What this task involves –
Decide whether each statement below agrees with the restaurant review that follows, answering yes or no and quoting the words of the review that settle it.
1. Clay's first opened on London Street in 2018.
2. Clay's mail-order curries were delivered only around Reading.
3. The building Clay's now occupies was once a Wetherspoon's.

Text provided –
****************

Serving authentic Hyderbadi food that will puzzle anyone looking for a garish orange chicken tikka masala with half-rice, half-chips, Clay’s is now in its second incarnation, this time in a suburb of Reading north of the town centre. If you take the train to Reading, you can walk to Clay’s in 10-15 minutes, through the park and over Caversham bridge, which at the moment has a Hitchcockian number of ducks, geese and swans milling about, which is wonderful, although ornithophobics may prefer to take a cab. Either way, you cannot miss Clay’s: it was once a Wetherspoon’s, ergo it is enormous, and the front is now painted TeleTubbies Laa-Laa-yellow with Royal Mail-red lettering. Everything about Clay’s says: “This time, we are going big.”
Nandana Syamala and her husband, Sharat, first opened their doors on London Street in the heart of Reading back in 2018, and quickly made a name for themselves with their clay-pot biryanis, squid pakoras and bhuna venison. Then, in lockdown, they started sending out mail-order, vacuum-packed curries and sides, delivering first around Reading and then, hyper-ambitiously, nationwide. Many “professional eaters” raved about them, lapping up Clay’s kheema biryani, spiced fried chicken livers and beetroot potato tikki. Pivoting to home delivery during lockdown to save your restaurant’s skin was not, I’ll wager, the tremendous fun that many chefs tried to make it look on Instagram. Rather, it was a logistical headache.
Clay’s not only made it work, but they then made plans to move to a larger venue, which, due to building issues, was delayed and left them unable to trade through December 2022 and almost took them under. Nandana’s blog about opening the new, improved Clay’s is candid: “I have put everything into this, including my health, wealth and soul. I am not the same person I was a few years ago. I have lost a bit of myself to Clay’s … All I have is this obsession with creating something special.”

****************

(Source data)
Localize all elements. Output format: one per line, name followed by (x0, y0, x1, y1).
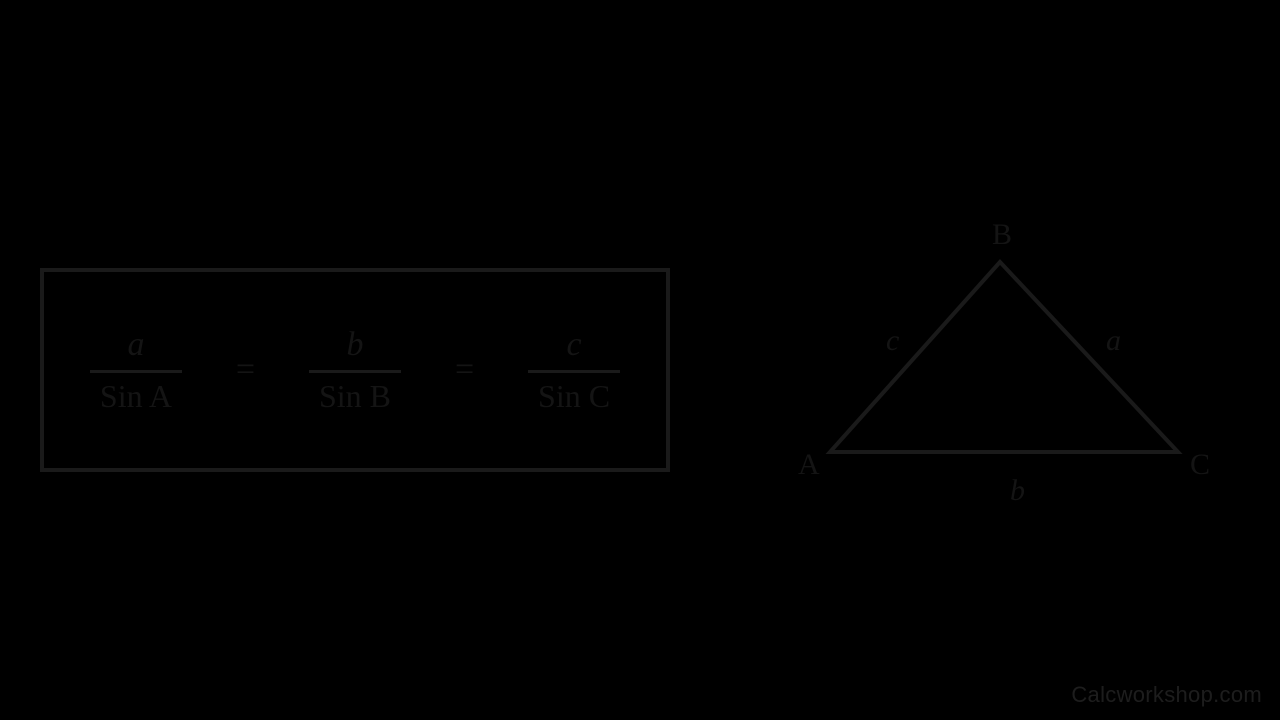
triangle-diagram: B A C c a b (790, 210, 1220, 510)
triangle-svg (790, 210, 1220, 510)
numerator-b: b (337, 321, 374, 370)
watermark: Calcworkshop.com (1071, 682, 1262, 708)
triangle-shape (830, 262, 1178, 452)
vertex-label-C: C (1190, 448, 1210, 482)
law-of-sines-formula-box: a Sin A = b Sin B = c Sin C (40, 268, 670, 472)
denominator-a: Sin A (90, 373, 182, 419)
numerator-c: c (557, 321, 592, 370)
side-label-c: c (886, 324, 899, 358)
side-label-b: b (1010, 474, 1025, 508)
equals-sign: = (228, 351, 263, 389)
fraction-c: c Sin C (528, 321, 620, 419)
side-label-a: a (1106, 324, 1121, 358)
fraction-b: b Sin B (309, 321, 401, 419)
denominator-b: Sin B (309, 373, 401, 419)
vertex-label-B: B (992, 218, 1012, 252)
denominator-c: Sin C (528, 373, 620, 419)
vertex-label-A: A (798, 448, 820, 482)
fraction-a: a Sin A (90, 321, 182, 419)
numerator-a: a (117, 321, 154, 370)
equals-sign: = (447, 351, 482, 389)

****************

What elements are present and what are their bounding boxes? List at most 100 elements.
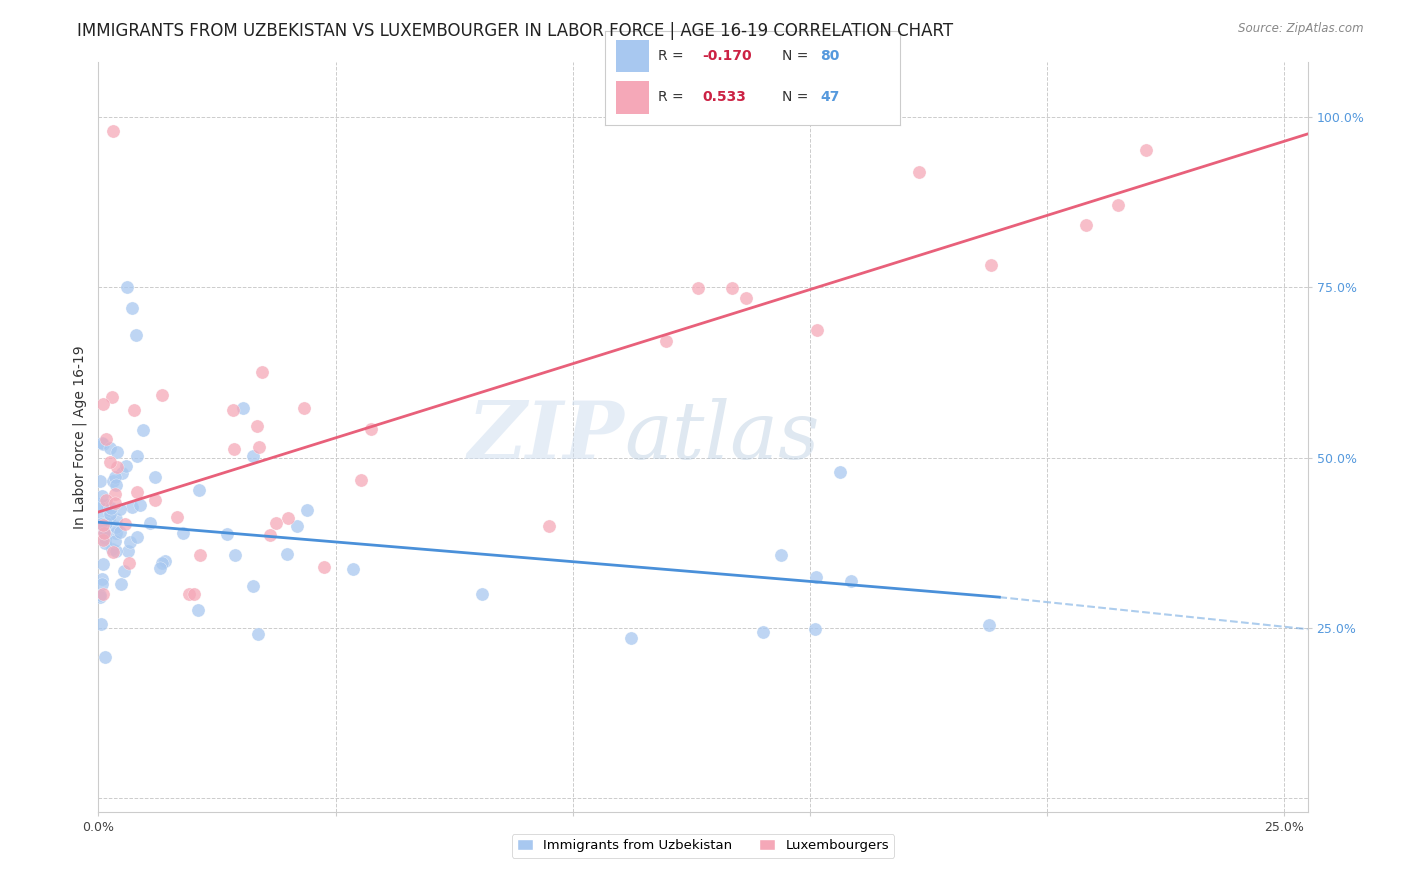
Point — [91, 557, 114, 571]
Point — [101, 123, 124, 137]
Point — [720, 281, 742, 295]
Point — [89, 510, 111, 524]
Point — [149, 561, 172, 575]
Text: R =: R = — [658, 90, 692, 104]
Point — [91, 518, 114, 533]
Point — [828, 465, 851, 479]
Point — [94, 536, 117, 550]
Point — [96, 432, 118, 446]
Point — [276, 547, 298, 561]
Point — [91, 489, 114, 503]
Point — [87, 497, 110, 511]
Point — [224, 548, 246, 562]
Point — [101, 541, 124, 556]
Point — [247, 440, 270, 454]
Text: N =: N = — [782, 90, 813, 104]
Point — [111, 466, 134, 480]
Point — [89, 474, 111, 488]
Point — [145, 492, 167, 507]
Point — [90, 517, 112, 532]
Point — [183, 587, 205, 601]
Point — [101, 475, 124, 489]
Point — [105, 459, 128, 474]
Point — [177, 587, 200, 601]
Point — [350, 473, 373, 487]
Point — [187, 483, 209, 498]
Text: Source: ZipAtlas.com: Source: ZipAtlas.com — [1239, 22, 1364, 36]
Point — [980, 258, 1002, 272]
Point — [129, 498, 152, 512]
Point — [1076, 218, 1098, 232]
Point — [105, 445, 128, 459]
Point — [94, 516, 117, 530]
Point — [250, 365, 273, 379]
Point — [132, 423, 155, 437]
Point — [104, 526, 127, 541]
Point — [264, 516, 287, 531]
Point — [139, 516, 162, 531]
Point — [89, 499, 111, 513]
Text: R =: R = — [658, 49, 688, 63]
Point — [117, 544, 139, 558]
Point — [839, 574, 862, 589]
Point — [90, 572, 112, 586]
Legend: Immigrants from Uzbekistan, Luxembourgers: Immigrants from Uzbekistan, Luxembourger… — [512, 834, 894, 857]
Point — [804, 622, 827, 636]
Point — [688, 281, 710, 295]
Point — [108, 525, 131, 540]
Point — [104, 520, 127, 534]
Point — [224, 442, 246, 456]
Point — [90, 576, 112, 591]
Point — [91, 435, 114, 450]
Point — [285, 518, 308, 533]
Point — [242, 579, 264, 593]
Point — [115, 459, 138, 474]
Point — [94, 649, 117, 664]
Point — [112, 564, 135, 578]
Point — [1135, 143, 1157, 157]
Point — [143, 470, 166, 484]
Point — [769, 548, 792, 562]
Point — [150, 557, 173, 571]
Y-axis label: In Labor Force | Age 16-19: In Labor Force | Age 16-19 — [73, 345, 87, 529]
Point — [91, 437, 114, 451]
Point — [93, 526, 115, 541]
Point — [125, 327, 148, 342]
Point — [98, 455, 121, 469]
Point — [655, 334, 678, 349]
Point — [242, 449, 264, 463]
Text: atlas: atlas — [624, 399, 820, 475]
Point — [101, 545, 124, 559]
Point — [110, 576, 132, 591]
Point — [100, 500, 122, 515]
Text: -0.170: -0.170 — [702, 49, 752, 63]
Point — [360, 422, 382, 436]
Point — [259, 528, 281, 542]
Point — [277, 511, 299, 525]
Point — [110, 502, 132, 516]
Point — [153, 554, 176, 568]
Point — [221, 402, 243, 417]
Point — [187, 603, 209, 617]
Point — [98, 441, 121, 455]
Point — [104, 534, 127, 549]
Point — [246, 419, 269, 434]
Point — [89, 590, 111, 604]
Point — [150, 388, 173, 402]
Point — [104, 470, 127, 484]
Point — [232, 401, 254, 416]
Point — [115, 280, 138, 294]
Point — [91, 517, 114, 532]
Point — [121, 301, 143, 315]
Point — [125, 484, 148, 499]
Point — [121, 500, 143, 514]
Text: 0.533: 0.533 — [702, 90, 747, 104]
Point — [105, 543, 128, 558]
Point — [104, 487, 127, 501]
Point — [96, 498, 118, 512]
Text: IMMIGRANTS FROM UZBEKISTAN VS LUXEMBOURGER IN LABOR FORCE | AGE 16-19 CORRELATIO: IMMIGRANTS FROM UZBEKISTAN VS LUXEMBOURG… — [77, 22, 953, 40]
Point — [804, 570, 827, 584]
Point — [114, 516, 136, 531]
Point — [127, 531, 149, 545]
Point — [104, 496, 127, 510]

****************

Final result –
1. Yes: "first opened their doors on London Street in the heart of Reading back in 2018"
2. No: "delivering first around Reading and then, hyper-ambitiously, nationwide"
3. Yes: "it was once a Wetherspoon’s"